◆ Aim of the exercise ◆
Print every entry exactly as written.

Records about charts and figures
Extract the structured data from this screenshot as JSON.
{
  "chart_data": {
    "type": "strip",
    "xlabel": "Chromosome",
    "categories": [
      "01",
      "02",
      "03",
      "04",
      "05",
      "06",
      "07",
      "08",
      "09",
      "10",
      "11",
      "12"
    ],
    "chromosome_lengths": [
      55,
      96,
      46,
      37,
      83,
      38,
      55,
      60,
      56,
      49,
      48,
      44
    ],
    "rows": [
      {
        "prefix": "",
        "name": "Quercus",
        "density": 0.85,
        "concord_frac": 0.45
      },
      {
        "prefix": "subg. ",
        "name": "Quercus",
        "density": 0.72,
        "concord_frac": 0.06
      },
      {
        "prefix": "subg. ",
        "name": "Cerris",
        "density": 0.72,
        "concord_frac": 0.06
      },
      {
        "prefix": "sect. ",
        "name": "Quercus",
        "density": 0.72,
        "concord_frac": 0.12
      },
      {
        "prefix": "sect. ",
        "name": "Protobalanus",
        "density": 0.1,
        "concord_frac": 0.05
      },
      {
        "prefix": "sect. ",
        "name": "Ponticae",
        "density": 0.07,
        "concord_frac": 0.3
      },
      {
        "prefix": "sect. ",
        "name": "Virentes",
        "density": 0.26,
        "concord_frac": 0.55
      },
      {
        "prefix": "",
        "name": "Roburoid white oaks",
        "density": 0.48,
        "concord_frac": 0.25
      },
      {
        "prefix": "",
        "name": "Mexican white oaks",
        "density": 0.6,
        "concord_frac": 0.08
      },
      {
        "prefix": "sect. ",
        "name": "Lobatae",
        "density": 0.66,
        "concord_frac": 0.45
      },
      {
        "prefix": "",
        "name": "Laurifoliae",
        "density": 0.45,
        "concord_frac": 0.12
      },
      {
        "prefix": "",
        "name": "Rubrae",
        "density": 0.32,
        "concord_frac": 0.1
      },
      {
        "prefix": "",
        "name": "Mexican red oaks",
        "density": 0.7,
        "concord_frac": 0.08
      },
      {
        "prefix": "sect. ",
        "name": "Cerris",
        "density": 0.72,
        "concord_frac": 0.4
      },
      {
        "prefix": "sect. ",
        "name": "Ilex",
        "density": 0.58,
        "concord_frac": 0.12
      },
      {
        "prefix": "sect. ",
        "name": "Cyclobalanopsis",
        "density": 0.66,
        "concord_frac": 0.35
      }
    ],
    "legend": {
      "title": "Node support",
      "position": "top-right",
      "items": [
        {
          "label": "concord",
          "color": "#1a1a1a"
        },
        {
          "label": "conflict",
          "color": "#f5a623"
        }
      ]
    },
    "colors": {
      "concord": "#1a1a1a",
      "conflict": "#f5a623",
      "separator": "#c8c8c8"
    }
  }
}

◆ Result for this task ◆
Extract the structured data from this screenshot as JSON.
{
  "chart_data": {
    "type": "strip",
    "xlabel": "Chromosome",
    "categories": [
      "01",
      "02",
      "03",
      "04",
      "05",
      "06",
      "07",
      "08",
      "09",
      "10",
      "11",
      "12"
    ],
    "chromosome_lengths": [
      55,
      96,
      46,
      37,
      83,
      38,
      55,
      60,
      56,
      49,
      48,
      44
    ],
    "rows": [
      {
        "prefix": "",
        "name": "Quercus",
        "density": 0.85,
        "concord_frac": 0.45
      },
      {
        "prefix": "subg. ",
        "name": "Quercus",
        "density": 0.72,
        "concord_frac": 0.06
      },
      {
        "prefix": "subg. ",
        "name": "Cerris",
        "density": 0.72,
        "concord_frac": 0.06
      },
      {
        "prefix": "sect. ",
        "name": "Quercus",
        "density": 0.72,
        "concord_frac": 0.12
      },
      {
        "prefix": "sect. ",
        "name": "Protobalanus",
        "density": 0.1,
        "concord_frac": 0.05
      },
      {
        "prefix": "sect. ",
        "name": "Ponticae",
        "density": 0.07,
        "concord_frac": 0.3
      },
      {
        "prefix": "sect. ",
        "name": "Virentes",
        "density": 0.26,
        "concord_frac": 0.55
      },
      {
        "prefix": "",
        "name": "Roburoid white oaks",
        "density": 0.48,
        "concord_frac": 0.25
      },
      {
        "prefix": "",
        "name": "Mexican white oaks",
        "density": 0.6,
        "concord_frac": 0.08
      },
      {
        "prefix": "sect. ",
        "name": "Lobatae",
        "density": 0.66,
        "concord_frac": 0.45
      },
      {
        "prefix": "",
        "name": "Laurifoliae",
        "density": 0.45,
        "concord_frac": 0.12
      },
      {
        "prefix": "",
        "name": "Rubrae",
        "density": 0.32,
        "concord_frac": 0.1
      },
      {
        "prefix": "",
        "name": "Mexican red oaks",
        "density": 0.7,
        "concord_frac": 0.08
      },
      {
        "prefix": "sect. ",
        "name": "Cerris",
        "density": 0.72,
        "concord_frac": 0.4
      },
      {
        "prefix": "sect. ",
        "name": "Ilex",
        "density": 0.58,
        "concord_frac": 0.12
      },
      {
        "prefix": "sect. ",
        "name": "Cyclobalanopsis",
        "density": 0.66,
        "concord_frac": 0.35
      }
    ],
    "legend": {
      "title": "Node support",
      "position": "top-right",
      "items": [
        {
          "label": "concord",
          "color": "#1a1a1a"
        },
        {
          "label": "conflict",
          "color": "#f5a623"
        }
      ]
    },
    "colors": {
      "concord": "#1a1a1a",
      "conflict": "#f5a623",
      "separator": "#c8c8c8"
    }
  }
}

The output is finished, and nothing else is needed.